**Directions for this task**.
Repeat every line of the listing below exactly, minus the pictures.

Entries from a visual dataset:
################
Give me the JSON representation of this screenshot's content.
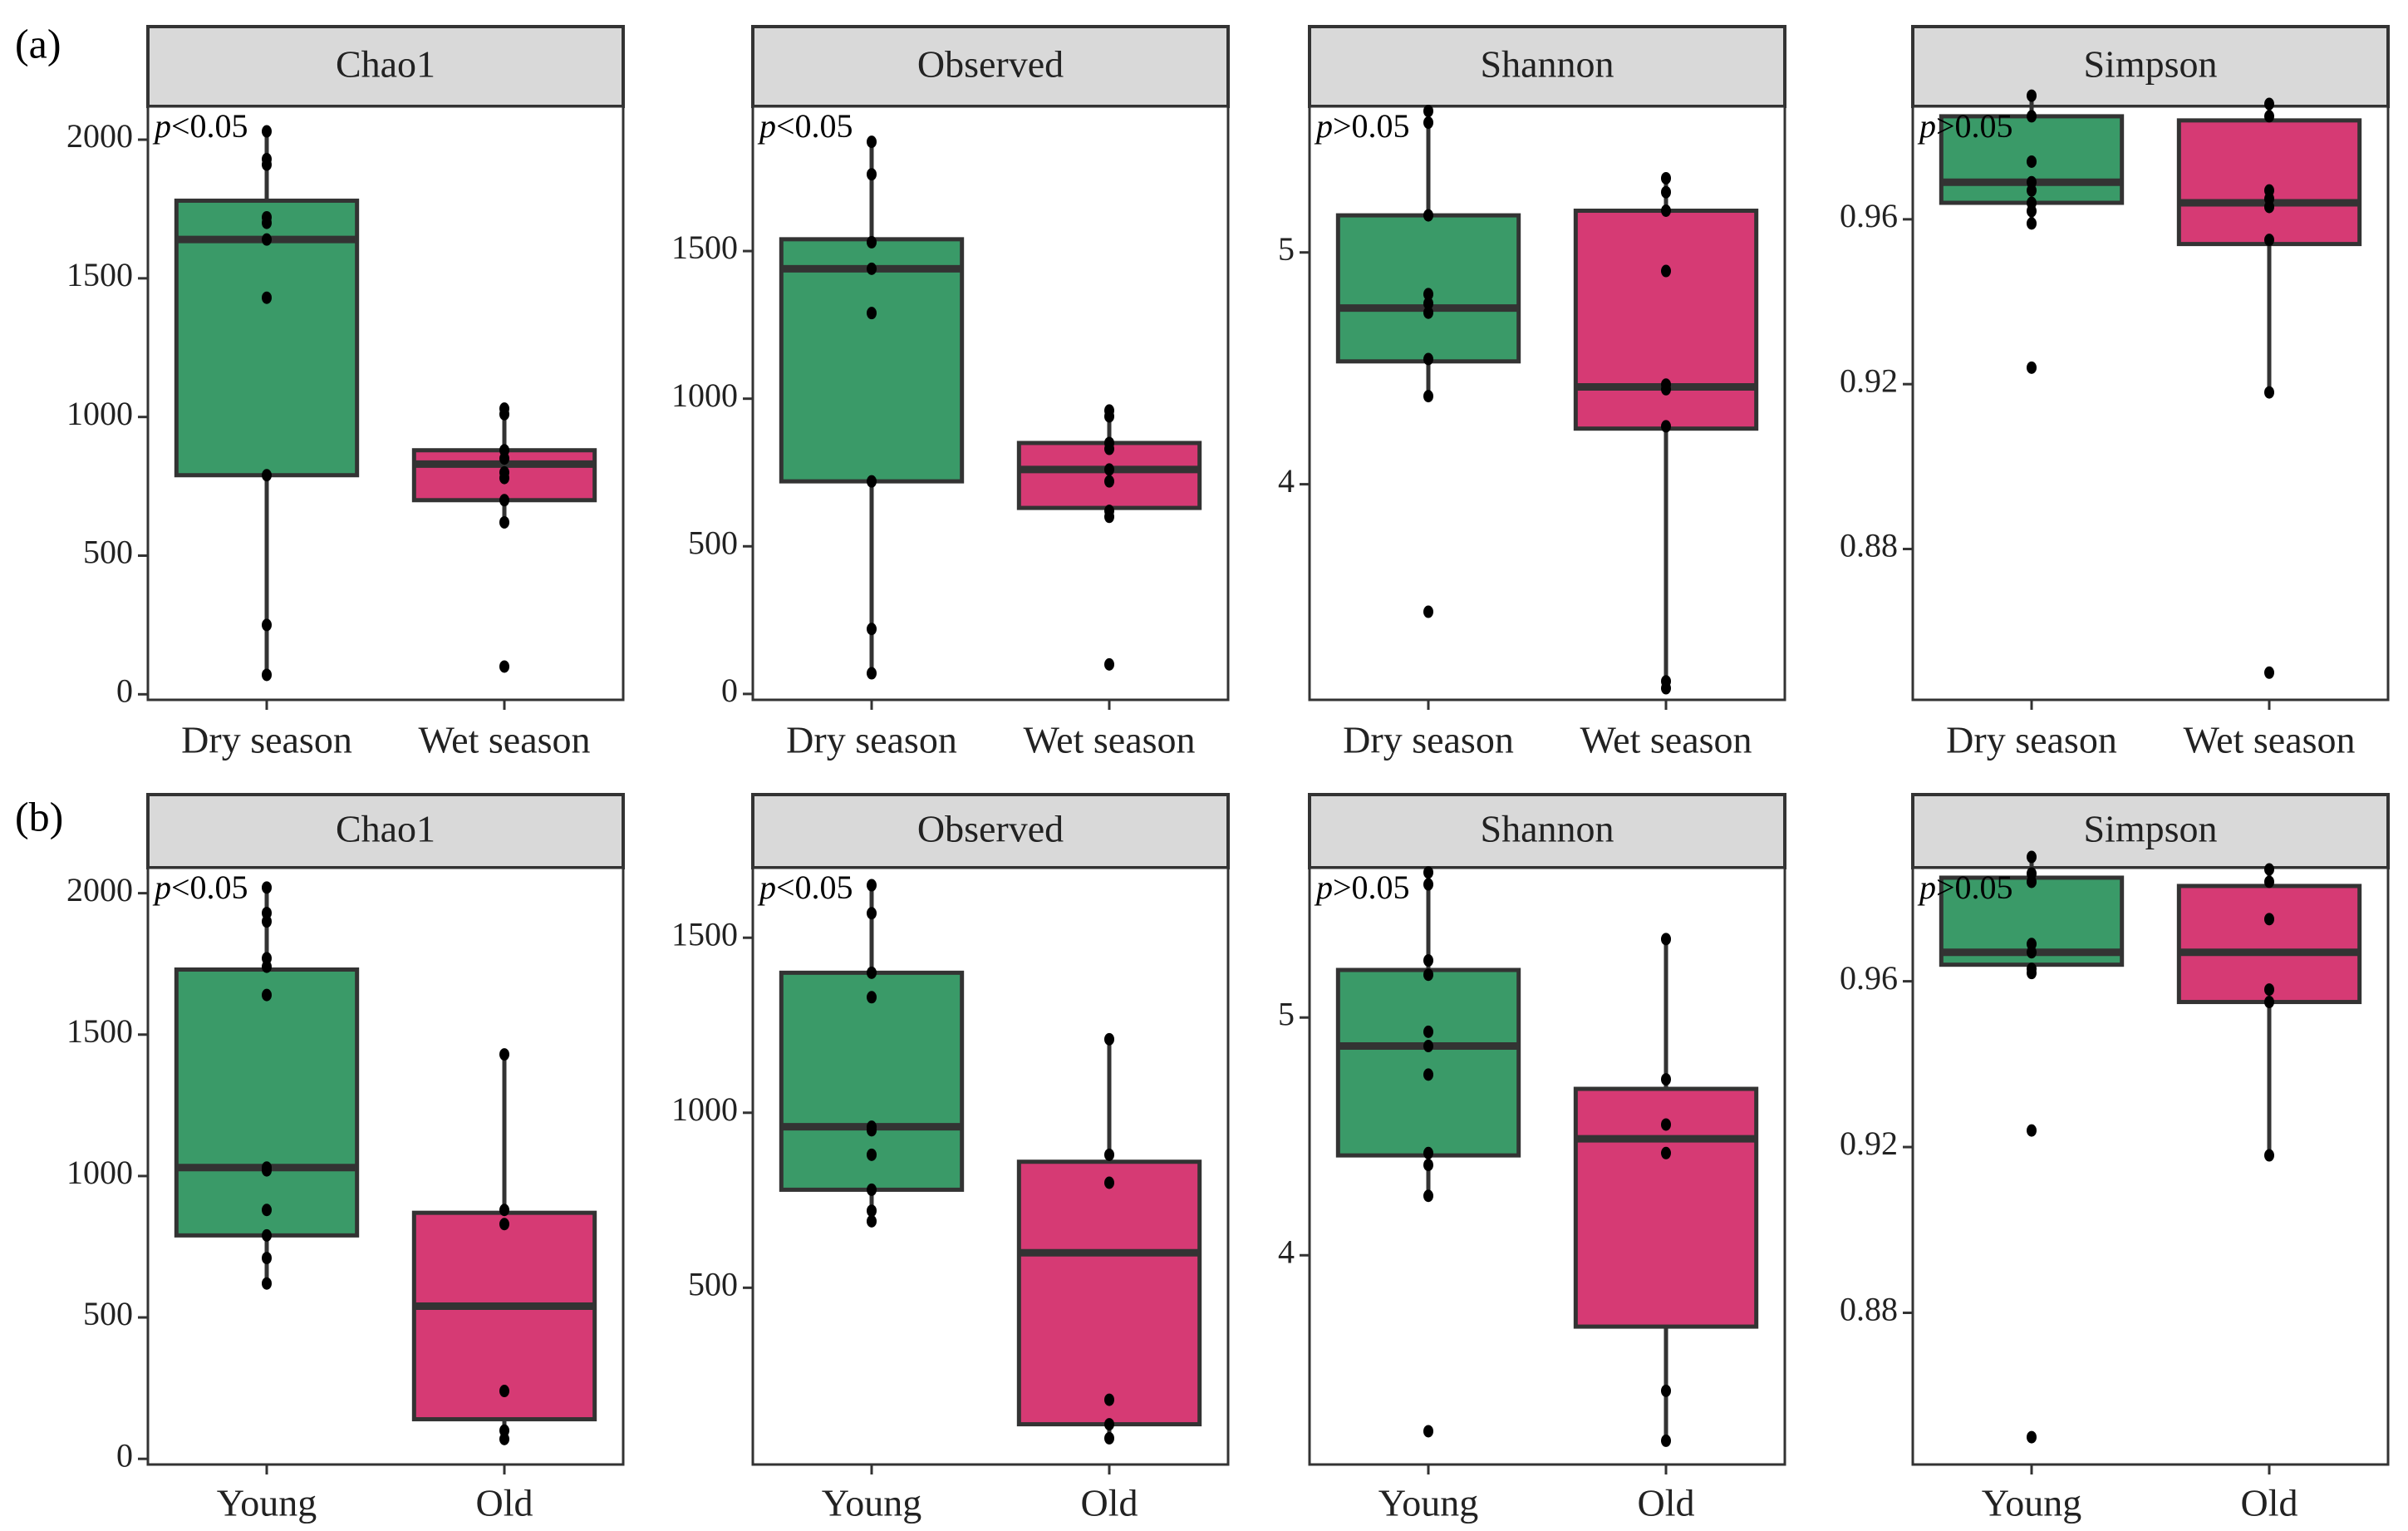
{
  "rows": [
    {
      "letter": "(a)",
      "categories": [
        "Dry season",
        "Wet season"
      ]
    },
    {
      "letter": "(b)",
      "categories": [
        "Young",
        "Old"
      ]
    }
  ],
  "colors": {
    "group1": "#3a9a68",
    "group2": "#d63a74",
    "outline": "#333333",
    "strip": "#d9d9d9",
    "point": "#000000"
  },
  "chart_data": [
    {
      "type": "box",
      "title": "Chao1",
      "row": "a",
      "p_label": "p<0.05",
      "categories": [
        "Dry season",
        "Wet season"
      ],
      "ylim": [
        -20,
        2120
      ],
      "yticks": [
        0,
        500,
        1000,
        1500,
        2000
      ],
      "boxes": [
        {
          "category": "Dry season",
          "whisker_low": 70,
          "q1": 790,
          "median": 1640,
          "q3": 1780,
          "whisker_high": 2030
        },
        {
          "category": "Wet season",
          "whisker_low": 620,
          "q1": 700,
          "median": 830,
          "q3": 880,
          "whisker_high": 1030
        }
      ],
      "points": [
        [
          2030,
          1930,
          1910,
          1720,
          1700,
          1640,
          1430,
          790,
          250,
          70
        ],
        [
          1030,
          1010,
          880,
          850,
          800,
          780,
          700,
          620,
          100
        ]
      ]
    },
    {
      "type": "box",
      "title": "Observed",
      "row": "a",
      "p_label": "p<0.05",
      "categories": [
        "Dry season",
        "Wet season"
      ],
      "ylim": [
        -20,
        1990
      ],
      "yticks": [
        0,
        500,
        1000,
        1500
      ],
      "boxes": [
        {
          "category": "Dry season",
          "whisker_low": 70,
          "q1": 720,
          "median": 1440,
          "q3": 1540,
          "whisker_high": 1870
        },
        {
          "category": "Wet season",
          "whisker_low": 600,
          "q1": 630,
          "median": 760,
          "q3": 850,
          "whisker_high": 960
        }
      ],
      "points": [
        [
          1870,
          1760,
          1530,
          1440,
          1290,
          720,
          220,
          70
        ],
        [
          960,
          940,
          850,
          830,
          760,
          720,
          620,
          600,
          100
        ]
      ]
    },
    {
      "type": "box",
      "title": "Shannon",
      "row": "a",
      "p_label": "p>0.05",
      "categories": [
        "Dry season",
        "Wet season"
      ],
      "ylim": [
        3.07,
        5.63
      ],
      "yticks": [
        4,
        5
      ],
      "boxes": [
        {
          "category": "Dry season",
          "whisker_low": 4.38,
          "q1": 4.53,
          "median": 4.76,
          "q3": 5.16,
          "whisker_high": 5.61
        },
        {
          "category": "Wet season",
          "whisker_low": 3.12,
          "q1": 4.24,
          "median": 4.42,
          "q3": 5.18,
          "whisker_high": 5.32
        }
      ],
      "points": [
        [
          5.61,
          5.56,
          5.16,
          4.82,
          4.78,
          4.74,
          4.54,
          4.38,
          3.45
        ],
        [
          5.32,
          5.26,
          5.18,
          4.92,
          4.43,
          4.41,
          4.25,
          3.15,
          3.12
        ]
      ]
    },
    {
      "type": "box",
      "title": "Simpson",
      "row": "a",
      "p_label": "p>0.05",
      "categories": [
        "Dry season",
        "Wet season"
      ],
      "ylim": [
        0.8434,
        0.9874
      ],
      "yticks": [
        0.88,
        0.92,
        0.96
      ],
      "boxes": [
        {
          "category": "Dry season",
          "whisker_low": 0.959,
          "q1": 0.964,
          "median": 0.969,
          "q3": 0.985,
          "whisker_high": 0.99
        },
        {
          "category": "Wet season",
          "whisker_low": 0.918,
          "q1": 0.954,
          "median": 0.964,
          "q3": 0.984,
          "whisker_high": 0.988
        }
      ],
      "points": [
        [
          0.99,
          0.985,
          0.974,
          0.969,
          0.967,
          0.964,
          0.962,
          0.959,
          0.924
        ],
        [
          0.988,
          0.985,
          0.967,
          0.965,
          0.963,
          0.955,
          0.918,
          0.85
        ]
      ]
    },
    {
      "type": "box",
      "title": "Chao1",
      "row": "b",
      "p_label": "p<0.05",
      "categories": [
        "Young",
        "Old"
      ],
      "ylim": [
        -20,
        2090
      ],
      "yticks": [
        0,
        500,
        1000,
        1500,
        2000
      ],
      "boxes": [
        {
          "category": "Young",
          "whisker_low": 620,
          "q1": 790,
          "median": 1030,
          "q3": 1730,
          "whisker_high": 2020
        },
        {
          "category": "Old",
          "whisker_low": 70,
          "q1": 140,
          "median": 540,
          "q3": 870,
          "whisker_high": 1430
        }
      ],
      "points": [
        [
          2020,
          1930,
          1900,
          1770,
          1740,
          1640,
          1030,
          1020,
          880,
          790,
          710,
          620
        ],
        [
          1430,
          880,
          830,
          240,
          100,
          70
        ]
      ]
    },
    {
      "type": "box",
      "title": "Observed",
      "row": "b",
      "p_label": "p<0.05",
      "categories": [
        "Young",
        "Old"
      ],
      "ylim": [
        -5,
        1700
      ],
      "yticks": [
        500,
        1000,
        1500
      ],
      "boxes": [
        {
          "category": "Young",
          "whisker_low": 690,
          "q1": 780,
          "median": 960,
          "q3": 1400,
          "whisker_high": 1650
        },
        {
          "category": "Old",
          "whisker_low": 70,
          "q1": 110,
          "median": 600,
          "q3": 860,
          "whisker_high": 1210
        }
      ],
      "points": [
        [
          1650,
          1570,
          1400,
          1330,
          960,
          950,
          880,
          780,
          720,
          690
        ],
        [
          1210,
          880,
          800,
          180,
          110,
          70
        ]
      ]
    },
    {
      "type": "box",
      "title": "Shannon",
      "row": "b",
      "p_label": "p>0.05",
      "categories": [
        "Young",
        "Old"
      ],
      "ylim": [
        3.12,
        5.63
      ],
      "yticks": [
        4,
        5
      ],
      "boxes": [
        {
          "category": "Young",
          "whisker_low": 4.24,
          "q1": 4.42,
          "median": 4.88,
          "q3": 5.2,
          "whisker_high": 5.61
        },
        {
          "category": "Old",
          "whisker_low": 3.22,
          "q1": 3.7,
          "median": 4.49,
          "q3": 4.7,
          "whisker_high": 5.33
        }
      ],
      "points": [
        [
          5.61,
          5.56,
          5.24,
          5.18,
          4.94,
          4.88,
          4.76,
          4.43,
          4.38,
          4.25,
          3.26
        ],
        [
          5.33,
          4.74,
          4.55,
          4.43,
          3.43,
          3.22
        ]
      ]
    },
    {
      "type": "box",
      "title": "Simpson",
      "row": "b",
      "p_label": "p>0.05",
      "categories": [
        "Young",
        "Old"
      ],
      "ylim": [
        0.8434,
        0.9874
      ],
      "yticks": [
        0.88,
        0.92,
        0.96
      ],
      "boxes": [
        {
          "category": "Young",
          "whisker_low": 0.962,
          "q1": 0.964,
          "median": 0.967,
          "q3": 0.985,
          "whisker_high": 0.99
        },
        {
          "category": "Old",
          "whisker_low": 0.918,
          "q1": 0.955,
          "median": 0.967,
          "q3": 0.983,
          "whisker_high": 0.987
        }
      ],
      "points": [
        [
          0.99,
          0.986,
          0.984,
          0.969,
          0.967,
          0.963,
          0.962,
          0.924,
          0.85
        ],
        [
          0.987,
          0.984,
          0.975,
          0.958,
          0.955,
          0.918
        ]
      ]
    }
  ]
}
################
**Answer to this exercise**.
Give me the JSON representation of this screenshot's content.
{
  "rows": [
    {
      "letter": "(a)",
      "categories": [
        "Dry season",
        "Wet season"
      ]
    },
    {
      "letter": "(b)",
      "categories": [
        "Young",
        "Old"
      ]
    }
  ],
  "colors": {
    "group1": "#3a9a68",
    "group2": "#d63a74",
    "outline": "#333333",
    "strip": "#d9d9d9",
    "point": "#000000"
  },
  "chart_data": [
    {
      "type": "box",
      "title": "Chao1",
      "row": "a",
      "p_label": "p<0.05",
      "categories": [
        "Dry season",
        "Wet season"
      ],
      "ylim": [
        -20,
        2120
      ],
      "yticks": [
        0,
        500,
        1000,
        1500,
        2000
      ],
      "boxes": [
        {
          "category": "Dry season",
          "whisker_low": 70,
          "q1": 790,
          "median": 1640,
          "q3": 1780,
          "whisker_high": 2030
        },
        {
          "category": "Wet season",
          "whisker_low": 620,
          "q1": 700,
          "median": 830,
          "q3": 880,
          "whisker_high": 1030
        }
      ],
      "points": [
        [
          2030,
          1930,
          1910,
          1720,
          1700,
          1640,
          1430,
          790,
          250,
          70
        ],
        [
          1030,
          1010,
          880,
          850,
          800,
          780,
          700,
          620,
          100
        ]
      ]
    },
    {
      "type": "box",
      "title": "Observed",
      "row": "a",
      "p_label": "p<0.05",
      "categories": [
        "Dry season",
        "Wet season"
      ],
      "ylim": [
        -20,
        1990
      ],
      "yticks": [
        0,
        500,
        1000,
        1500
      ],
      "boxes": [
        {
          "category": "Dry season",
          "whisker_low": 70,
          "q1": 720,
          "median": 1440,
          "q3": 1540,
          "whisker_high": 1870
        },
        {
          "category": "Wet season",
          "whisker_low": 600,
          "q1": 630,
          "median": 760,
          "q3": 850,
          "whisker_high": 960
        }
      ],
      "points": [
        [
          1870,
          1760,
          1530,
          1440,
          1290,
          720,
          220,
          70
        ],
        [
          960,
          940,
          850,
          830,
          760,
          720,
          620,
          600,
          100
        ]
      ]
    },
    {
      "type": "box",
      "title": "Shannon",
      "row": "a",
      "p_label": "p>0.05",
      "categories": [
        "Dry season",
        "Wet season"
      ],
      "ylim": [
        3.07,
        5.63
      ],
      "yticks": [
        4,
        5
      ],
      "boxes": [
        {
          "category": "Dry season",
          "whisker_low": 4.38,
          "q1": 4.53,
          "median": 4.76,
          "q3": 5.16,
          "whisker_high": 5.61
        },
        {
          "category": "Wet season",
          "whisker_low": 3.12,
          "q1": 4.24,
          "median": 4.42,
          "q3": 5.18,
          "whisker_high": 5.32
        }
      ],
      "points": [
        [
          5.61,
          5.56,
          5.16,
          4.82,
          4.78,
          4.74,
          4.54,
          4.38,
          3.45
        ],
        [
          5.32,
          5.26,
          5.18,
          4.92,
          4.43,
          4.41,
          4.25,
          3.15,
          3.12
        ]
      ]
    },
    {
      "type": "box",
      "title": "Simpson",
      "row": "a",
      "p_label": "p>0.05",
      "categories": [
        "Dry season",
        "Wet season"
      ],
      "ylim": [
        0.8434,
        0.9874
      ],
      "yticks": [
        0.88,
        0.92,
        0.96
      ],
      "boxes": [
        {
          "category": "Dry season",
          "whisker_low": 0.959,
          "q1": 0.964,
          "median": 0.969,
          "q3": 0.985,
          "whisker_high": 0.99
        },
        {
          "category": "Wet season",
          "whisker_low": 0.918,
          "q1": 0.954,
          "median": 0.964,
          "q3": 0.984,
          "whisker_high": 0.988
        }
      ],
      "points": [
        [
          0.99,
          0.985,
          0.974,
          0.969,
          0.967,
          0.964,
          0.962,
          0.959,
          0.924
        ],
        [
          0.988,
          0.985,
          0.967,
          0.965,
          0.963,
          0.955,
          0.918,
          0.85
        ]
      ]
    },
    {
      "type": "box",
      "title": "Chao1",
      "row": "b",
      "p_label": "p<0.05",
      "categories": [
        "Young",
        "Old"
      ],
      "ylim": [
        -20,
        2090
      ],
      "yticks": [
        0,
        500,
        1000,
        1500,
        2000
      ],
      "boxes": [
        {
          "category": "Young",
          "whisker_low": 620,
          "q1": 790,
          "median": 1030,
          "q3": 1730,
          "whisker_high": 2020
        },
        {
          "category": "Old",
          "whisker_low": 70,
          "q1": 140,
          "median": 540,
          "q3": 870,
          "whisker_high": 1430
        }
      ],
      "points": [
        [
          2020,
          1930,
          1900,
          1770,
          1740,
          1640,
          1030,
          1020,
          880,
          790,
          710,
          620
        ],
        [
          1430,
          880,
          830,
          240,
          100,
          70
        ]
      ]
    },
    {
      "type": "box",
      "title": "Observed",
      "row": "b",
      "p_label": "p<0.05",
      "categories": [
        "Young",
        "Old"
      ],
      "ylim": [
        -5,
        1700
      ],
      "yticks": [
        500,
        1000,
        1500
      ],
      "boxes": [
        {
          "category": "Young",
          "whisker_low": 690,
          "q1": 780,
          "median": 960,
          "q3": 1400,
          "whisker_high": 1650
        },
        {
          "category": "Old",
          "whisker_low": 70,
          "q1": 110,
          "median": 600,
          "q3": 860,
          "whisker_high": 1210
        }
      ],
      "points": [
        [
          1650,
          1570,
          1400,
          1330,
          960,
          950,
          880,
          780,
          720,
          690
        ],
        [
          1210,
          880,
          800,
          180,
          110,
          70
        ]
      ]
    },
    {
      "type": "box",
      "title": "Shannon",
      "row": "b",
      "p_label": "p>0.05",
      "categories": [
        "Young",
        "Old"
      ],
      "ylim": [
        3.12,
        5.63
      ],
      "yticks": [
        4,
        5
      ],
      "boxes": [
        {
          "category": "Young",
          "whisker_low": 4.24,
          "q1": 4.42,
          "median": 4.88,
          "q3": 5.2,
          "whisker_high": 5.61
        },
        {
          "category": "Old",
          "whisker_low": 3.22,
          "q1": 3.7,
          "median": 4.49,
          "q3": 4.7,
          "whisker_high": 5.33
        }
      ],
      "points": [
        [
          5.61,
          5.56,
          5.24,
          5.18,
          4.94,
          4.88,
          4.76,
          4.43,
          4.38,
          4.25,
          3.26
        ],
        [
          5.33,
          4.74,
          4.55,
          4.43,
          3.43,
          3.22
        ]
      ]
    },
    {
      "type": "box",
      "title": "Simpson",
      "row": "b",
      "p_label": "p>0.05",
      "categories": [
        "Young",
        "Old"
      ],
      "ylim": [
        0.8434,
        0.9874
      ],
      "yticks": [
        0.88,
        0.92,
        0.96
      ],
      "boxes": [
        {
          "category": "Young",
          "whisker_low": 0.962,
          "q1": 0.964,
          "median": 0.967,
          "q3": 0.985,
          "whisker_high": 0.99
        },
        {
          "category": "Old",
          "whisker_low": 0.918,
          "q1": 0.955,
          "median": 0.967,
          "q3": 0.983,
          "whisker_high": 0.987
        }
      ],
      "points": [
        [
          0.99,
          0.986,
          0.984,
          0.969,
          0.967,
          0.963,
          0.962,
          0.924,
          0.85
        ],
        [
          0.987,
          0.984,
          0.975,
          0.958,
          0.955,
          0.918
        ]
      ]
    }
  ]
}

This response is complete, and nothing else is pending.